- _Task requirements_: Your task is to output the entries below word for word.

** begin Given entries **

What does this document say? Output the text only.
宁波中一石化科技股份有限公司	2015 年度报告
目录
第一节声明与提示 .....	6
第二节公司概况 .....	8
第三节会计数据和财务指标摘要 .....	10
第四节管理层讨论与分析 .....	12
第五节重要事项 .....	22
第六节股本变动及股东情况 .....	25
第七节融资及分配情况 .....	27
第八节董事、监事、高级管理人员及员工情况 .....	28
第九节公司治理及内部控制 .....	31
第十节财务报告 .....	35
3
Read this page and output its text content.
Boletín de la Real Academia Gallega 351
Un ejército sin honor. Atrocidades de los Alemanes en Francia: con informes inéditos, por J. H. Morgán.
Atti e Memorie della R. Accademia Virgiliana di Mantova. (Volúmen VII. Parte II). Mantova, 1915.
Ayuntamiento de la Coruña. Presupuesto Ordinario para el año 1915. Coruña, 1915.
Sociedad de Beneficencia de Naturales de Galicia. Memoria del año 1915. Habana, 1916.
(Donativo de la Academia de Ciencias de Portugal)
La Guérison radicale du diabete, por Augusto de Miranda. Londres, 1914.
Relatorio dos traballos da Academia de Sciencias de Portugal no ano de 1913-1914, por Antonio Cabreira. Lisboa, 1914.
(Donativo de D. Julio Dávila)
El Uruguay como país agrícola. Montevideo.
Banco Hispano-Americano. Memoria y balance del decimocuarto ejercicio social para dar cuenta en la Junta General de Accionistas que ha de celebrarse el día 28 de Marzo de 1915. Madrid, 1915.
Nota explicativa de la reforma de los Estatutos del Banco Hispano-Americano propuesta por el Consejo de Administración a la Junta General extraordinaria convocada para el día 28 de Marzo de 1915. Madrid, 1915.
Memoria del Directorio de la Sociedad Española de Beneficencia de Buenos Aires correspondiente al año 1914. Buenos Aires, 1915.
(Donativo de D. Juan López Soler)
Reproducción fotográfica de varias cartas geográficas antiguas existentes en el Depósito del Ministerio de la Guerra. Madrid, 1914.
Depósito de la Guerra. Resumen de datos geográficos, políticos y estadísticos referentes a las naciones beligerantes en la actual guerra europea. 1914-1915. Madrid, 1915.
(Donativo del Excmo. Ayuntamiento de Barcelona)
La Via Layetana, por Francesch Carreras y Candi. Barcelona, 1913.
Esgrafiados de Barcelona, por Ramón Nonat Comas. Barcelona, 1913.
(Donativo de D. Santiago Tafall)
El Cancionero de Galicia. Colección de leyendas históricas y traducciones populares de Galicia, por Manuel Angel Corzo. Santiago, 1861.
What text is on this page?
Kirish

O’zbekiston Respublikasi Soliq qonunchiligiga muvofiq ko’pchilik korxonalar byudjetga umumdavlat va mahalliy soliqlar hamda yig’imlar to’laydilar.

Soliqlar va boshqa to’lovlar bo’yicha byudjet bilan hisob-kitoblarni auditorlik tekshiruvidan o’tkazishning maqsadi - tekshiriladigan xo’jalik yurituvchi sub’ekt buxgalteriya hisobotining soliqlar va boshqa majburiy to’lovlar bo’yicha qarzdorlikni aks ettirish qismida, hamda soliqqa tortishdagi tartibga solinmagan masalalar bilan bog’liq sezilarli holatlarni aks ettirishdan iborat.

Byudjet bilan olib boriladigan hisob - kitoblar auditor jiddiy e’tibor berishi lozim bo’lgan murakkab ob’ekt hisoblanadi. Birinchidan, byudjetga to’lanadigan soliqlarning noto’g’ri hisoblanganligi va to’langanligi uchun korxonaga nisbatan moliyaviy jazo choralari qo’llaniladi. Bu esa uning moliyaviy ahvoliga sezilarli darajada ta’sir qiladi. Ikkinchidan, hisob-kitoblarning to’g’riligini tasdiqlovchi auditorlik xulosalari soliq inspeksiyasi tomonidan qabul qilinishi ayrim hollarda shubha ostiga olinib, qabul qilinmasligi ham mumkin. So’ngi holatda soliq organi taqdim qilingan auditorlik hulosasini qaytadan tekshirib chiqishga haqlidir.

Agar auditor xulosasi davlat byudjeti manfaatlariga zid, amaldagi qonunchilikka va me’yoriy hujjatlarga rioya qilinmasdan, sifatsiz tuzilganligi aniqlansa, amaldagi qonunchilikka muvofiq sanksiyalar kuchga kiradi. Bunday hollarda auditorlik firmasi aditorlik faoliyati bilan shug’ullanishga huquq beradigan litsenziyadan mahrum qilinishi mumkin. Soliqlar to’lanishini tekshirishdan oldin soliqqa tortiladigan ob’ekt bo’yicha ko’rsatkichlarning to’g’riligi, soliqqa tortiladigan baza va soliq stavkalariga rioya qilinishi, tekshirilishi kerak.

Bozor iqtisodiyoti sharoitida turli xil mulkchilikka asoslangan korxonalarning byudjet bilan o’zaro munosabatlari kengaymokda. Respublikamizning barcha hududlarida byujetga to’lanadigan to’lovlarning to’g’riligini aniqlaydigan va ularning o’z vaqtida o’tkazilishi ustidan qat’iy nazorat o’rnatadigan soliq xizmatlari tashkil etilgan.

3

** end Given entries **

- _Reply to the exercise_:
What does this document say? Output the text only.
宁波中一石化科技股份有限公司	2015 年度报告
目录
第一节声明与提示 .....	6
第二节公司概况 .....	8
第三节会计数据和财务指标摘要 .....	10
第四节管理层讨论与分析 .....	12
第五节重要事项 .....	22
第六节股本变动及股东情况 .....	25
第七节融资及分配情况 .....	27
第八节董事、监事、高级管理人员及员工情况 .....	28
第九节公司治理及内部控制 .....	31
第十节财务报告 .....	35
3
Read this page and output its text content.
Boletín de la Real Academia Gallega 351
Un ejército sin honor. Atrocidades de los Alemanes en Francia: con informes inéditos, por J. H. Morgán.
Atti e Memorie della R. Accademia Virgiliana di Mantova. (Volúmen VII. Parte II). Mantova, 1915.
Ayuntamiento de la Coruña. Presupuesto Ordinario para el año 1915. Coruña, 1915.
Sociedad de Beneficencia de Naturales de Galicia. Memoria del año 1915. Habana, 1916.
(Donativo de la Academia de Ciencias de Portugal)
La Guérison radicale du diabete, por Augusto de Miranda. Londres, 1914.
Relatorio dos traballos da Academia de Sciencias de Portugal no ano de 1913-1914, por Antonio Cabreira. Lisboa, 1914.
(Donativo de D. Julio Dávila)
El Uruguay como país agrícola. Montevideo.
Banco Hispano-Americano. Memoria y balance del decimocuarto ejercicio social para dar cuenta en la Junta General de Accionistas que ha de celebrarse el día 28 de Marzo de 1915. Madrid, 1915.
Nota explicativa de la reforma de los Estatutos del Banco Hispano-Americano propuesta por el Consejo de Administración a la Junta General extraordinaria convocada para el día 28 de Marzo de 1915. Madrid, 1915.
Memoria del Directorio de la Sociedad Española de Beneficencia de Buenos Aires correspondiente al año 1914. Buenos Aires, 1915.
(Donativo de D. Juan López Soler)
Reproducción fotográfica de varias cartas geográficas antiguas existentes en el Depósito del Ministerio de la Guerra. Madrid, 1914.
Depósito de la Guerra. Resumen de datos geográficos, políticos y estadísticos referentes a las naciones beligerantes en la actual guerra europea. 1914-1915. Madrid, 1915.
(Donativo del Excmo. Ayuntamiento de Barcelona)
La Via Layetana, por Francesch Carreras y Candi. Barcelona, 1913.
Esgrafiados de Barcelona, por Ramón Nonat Comas. Barcelona, 1913.
(Donativo de D. Santiago Tafall)
El Cancionero de Galicia. Colección de leyendas históricas y traducciones populares de Galicia, por Manuel Angel Corzo. Santiago, 1861.
What text is on this page?
Kirish

O’zbekiston Respublikasi Soliq qonunchiligiga muvofiq ko’pchilik korxonalar byudjetga umumdavlat va mahalliy soliqlar hamda yig’imlar to’laydilar.

Soliqlar va boshqa to’lovlar bo’yicha byudjet bilan hisob-kitoblarni auditorlik tekshiruvidan o’tkazishning maqsadi - tekshiriladigan xo’jalik yurituvchi sub’ekt buxgalteriya hisobotining soliqlar va boshqa majburiy to’lovlar bo’yicha qarzdorlikni aks ettirish qismida, hamda soliqqa tortishdagi tartibga solinmagan masalalar bilan bog’liq sezilarli holatlarni aks ettirishdan iborat.

Byudjet bilan olib boriladigan hisob - kitoblar auditor jiddiy e’tibor berishi lozim bo’lgan murakkab ob’ekt hisoblanadi. Birinchidan, byudjetga to’lanadigan soliqlarning noto’g’ri hisoblanganligi va to’langanligi uchun korxonaga nisbatan moliyaviy jazo choralari qo’llaniladi. Bu esa uning moliyaviy ahvoliga sezilarli darajada ta’sir qiladi. Ikkinchidan, hisob-kitoblarning to’g’riligini tasdiqlovchi auditorlik xulosalari soliq inspeksiyasi tomonidan qabul qilinishi ayrim hollarda shubha ostiga olinib, qabul qilinmasligi ham mumkin. So’ngi holatda soliq organi taqdim qilingan auditorlik hulosasini qaytadan tekshirib chiqishga haqlidir.

Agar auditor xulosasi davlat byudjeti manfaatlariga zid, amaldagi qonunchilikka va me’yoriy hujjatlarga rioya qilinmasdan, sifatsiz tuzilganligi aniqlansa, amaldagi qonunchilikka muvofiq sanksiyalar kuchga kiradi. Bunday hollarda auditorlik firmasi aditorlik faoliyati bilan shug’ullanishga huquq beradigan litsenziyadan mahrum qilinishi mumkin. Soliqlar to’lanishini tekshirishdan oldin soliqqa tortiladigan ob’ekt bo’yicha ko’rsatkichlarning to’g’riligi, soliqqa tortiladigan baza va soliq stavkalariga rioya qilinishi, tekshirilishi kerak.

Bozor iqtisodiyoti sharoitida turli xil mulkchilikka asoslangan korxonalarning byudjet bilan o’zaro munosabatlari kengaymokda. Respublikamizning barcha hududlarida byujetga to’lanadigan to’lovlarning to’g’riligini aniqlaydigan va ularning o’z vaqtida o’tkazilishi ustidan qat’iy nazorat o’rnatadigan soliq xizmatlari tashkil etilgan.

3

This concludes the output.